[SOURCE RECORDS]:
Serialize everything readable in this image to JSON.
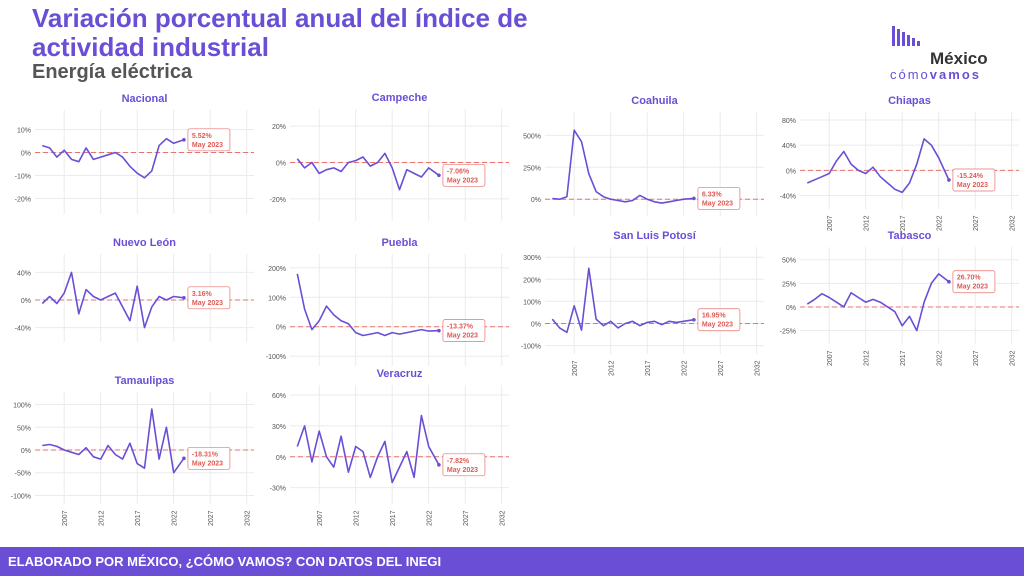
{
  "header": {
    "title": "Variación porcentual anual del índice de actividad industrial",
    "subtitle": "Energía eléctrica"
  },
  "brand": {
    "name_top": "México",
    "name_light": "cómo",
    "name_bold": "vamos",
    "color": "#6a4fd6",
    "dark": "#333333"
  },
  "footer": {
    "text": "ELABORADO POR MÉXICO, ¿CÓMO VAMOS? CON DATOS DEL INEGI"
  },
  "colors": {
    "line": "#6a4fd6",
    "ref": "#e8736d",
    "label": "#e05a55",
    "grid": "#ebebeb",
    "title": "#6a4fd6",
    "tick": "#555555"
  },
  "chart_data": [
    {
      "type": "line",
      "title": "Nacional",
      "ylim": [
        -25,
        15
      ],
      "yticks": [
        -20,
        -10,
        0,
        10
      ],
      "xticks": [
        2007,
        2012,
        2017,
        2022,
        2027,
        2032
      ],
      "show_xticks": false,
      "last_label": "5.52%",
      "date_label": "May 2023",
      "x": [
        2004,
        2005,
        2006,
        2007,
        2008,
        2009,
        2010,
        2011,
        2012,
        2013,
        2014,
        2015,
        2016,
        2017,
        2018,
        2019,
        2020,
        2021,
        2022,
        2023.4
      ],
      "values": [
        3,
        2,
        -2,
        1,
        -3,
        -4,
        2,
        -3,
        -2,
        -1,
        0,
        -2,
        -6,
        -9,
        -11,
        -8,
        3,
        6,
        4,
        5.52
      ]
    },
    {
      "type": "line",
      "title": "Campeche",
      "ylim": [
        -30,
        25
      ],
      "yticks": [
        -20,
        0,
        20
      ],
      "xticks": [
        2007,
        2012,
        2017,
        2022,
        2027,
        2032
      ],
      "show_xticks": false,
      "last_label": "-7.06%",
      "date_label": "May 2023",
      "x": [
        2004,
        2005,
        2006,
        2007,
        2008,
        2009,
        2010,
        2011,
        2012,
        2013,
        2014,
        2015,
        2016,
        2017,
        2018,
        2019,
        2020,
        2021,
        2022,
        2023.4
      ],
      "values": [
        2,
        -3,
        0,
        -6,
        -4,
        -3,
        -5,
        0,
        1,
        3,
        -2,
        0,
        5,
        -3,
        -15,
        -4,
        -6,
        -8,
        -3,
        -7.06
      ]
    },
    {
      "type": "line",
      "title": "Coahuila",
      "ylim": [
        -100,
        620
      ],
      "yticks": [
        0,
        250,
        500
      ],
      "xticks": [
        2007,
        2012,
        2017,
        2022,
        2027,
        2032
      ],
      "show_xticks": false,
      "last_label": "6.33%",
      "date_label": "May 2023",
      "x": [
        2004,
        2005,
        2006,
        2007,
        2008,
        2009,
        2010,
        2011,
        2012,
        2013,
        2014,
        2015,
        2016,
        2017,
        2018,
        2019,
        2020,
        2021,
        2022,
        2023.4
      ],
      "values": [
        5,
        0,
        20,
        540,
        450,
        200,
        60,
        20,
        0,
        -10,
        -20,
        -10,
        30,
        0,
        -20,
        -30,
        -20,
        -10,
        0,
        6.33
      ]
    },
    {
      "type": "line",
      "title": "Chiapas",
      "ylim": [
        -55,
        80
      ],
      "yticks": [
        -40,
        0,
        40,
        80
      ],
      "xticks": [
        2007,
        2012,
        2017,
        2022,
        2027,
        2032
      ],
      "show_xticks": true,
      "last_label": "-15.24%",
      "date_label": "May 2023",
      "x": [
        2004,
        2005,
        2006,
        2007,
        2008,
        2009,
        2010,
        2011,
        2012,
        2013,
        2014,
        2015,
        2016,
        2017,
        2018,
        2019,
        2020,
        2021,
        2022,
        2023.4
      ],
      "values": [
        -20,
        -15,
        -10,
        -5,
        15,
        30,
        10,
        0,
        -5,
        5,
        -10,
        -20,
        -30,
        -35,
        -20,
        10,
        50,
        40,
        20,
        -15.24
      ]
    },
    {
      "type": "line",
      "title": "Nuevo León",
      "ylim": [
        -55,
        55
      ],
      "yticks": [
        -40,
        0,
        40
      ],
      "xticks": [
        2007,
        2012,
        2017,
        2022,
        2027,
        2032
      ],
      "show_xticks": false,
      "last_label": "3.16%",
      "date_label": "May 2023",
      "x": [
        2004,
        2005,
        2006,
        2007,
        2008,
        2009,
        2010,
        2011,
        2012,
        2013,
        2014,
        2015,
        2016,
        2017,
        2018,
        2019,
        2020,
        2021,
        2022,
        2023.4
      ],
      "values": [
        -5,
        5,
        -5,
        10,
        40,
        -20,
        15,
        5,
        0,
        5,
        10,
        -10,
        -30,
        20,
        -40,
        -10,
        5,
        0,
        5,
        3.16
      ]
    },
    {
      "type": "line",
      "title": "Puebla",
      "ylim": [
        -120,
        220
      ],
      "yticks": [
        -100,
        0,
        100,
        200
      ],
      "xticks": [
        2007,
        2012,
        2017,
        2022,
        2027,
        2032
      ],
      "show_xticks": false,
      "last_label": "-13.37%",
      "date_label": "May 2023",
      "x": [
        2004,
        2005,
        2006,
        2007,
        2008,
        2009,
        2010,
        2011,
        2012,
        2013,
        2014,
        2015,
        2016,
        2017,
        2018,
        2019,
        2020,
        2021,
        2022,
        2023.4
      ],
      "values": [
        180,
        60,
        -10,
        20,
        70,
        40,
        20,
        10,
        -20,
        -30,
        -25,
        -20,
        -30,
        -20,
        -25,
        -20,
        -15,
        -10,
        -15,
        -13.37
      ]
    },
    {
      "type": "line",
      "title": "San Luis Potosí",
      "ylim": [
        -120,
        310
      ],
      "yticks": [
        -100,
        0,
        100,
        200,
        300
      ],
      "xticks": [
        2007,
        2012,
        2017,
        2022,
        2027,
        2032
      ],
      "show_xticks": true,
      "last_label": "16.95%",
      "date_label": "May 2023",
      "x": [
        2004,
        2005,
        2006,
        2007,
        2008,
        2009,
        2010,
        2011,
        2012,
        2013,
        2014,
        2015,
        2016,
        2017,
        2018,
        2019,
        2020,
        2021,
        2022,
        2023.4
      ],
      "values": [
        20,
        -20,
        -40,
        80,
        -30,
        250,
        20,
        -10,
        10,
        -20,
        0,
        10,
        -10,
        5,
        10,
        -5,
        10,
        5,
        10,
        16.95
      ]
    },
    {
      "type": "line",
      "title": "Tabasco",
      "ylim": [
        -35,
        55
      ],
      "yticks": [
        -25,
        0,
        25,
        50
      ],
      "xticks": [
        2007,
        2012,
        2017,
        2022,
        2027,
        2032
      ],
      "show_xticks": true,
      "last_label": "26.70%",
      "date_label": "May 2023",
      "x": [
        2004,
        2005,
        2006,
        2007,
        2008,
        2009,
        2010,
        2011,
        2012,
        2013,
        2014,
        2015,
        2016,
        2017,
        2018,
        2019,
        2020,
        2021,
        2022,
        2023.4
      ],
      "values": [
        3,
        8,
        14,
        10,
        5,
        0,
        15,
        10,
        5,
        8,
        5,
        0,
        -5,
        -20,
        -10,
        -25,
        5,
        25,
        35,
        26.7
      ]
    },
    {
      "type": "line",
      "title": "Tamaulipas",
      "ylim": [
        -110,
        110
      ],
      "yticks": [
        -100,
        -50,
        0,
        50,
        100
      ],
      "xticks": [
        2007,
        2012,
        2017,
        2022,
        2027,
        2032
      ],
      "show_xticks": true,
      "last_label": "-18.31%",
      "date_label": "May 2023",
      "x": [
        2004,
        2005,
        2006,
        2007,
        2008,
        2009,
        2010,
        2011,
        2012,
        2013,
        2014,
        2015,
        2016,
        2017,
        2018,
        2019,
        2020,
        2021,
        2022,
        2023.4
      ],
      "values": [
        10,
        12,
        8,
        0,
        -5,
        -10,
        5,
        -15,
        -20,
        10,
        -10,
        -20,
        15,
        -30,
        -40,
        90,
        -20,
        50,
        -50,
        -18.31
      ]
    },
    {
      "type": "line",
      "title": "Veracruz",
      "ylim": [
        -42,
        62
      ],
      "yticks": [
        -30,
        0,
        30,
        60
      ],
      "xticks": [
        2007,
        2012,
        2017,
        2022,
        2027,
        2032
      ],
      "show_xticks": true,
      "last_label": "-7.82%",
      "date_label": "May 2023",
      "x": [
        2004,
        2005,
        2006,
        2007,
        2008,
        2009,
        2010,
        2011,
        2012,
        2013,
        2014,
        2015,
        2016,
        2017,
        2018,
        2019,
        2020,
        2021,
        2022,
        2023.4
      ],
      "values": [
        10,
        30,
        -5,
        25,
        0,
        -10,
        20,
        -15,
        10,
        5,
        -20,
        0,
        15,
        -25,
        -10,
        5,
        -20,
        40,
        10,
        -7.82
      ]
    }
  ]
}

--

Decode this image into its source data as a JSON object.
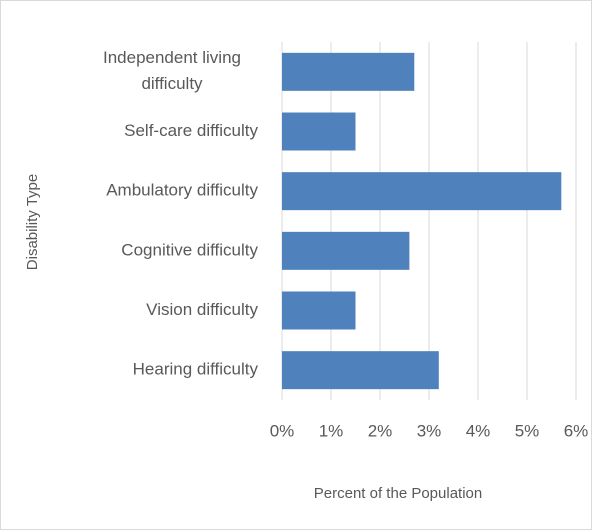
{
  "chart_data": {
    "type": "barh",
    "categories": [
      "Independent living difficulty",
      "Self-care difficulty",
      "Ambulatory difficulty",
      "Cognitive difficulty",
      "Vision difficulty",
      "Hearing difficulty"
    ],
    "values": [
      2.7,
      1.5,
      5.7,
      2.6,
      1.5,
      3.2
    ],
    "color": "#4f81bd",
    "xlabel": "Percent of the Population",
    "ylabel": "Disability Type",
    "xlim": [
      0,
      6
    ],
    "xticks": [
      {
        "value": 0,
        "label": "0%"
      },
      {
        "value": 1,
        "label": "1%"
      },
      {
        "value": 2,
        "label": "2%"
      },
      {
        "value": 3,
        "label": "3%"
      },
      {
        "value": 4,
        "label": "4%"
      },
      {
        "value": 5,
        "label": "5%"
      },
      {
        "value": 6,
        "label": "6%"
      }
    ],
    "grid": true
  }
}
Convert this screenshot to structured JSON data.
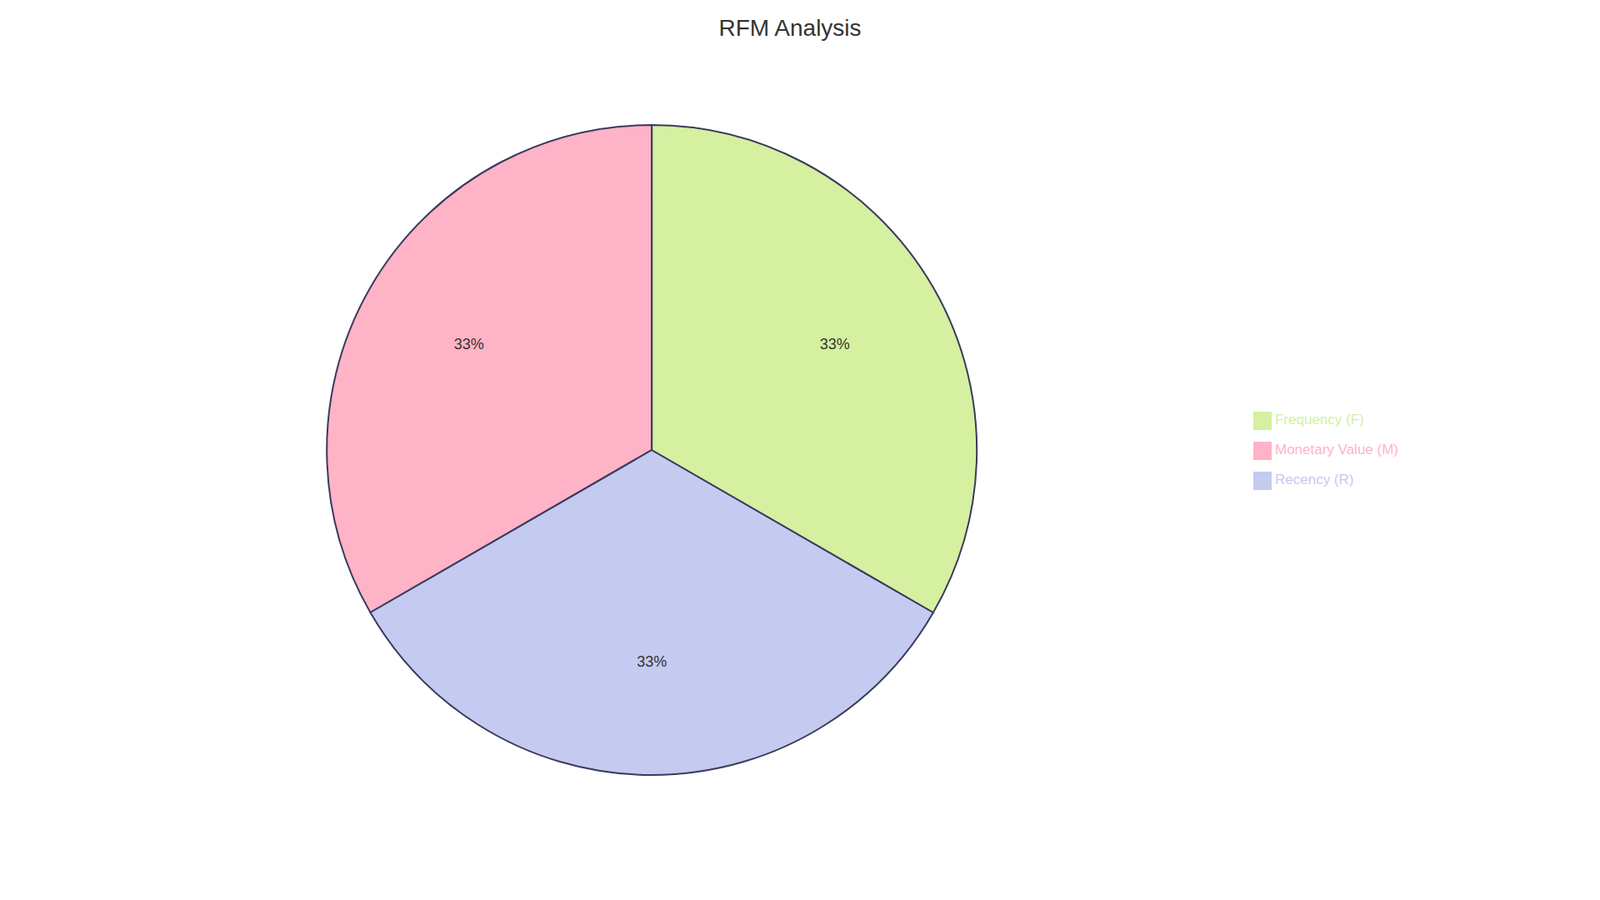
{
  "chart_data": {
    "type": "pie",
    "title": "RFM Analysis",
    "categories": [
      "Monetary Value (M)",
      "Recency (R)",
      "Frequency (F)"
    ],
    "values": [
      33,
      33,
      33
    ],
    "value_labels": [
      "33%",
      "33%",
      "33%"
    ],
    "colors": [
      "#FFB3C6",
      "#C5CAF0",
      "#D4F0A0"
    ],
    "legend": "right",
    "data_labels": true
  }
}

[GIVEN EXERCISE]: Pull out all lines containing "this".

[EXPECTED OUTPUT]:
Serialize everything readable in this image to JSON.
Decode this image into its source data as a JSON object.
Convert this screenshot to structured JSON data.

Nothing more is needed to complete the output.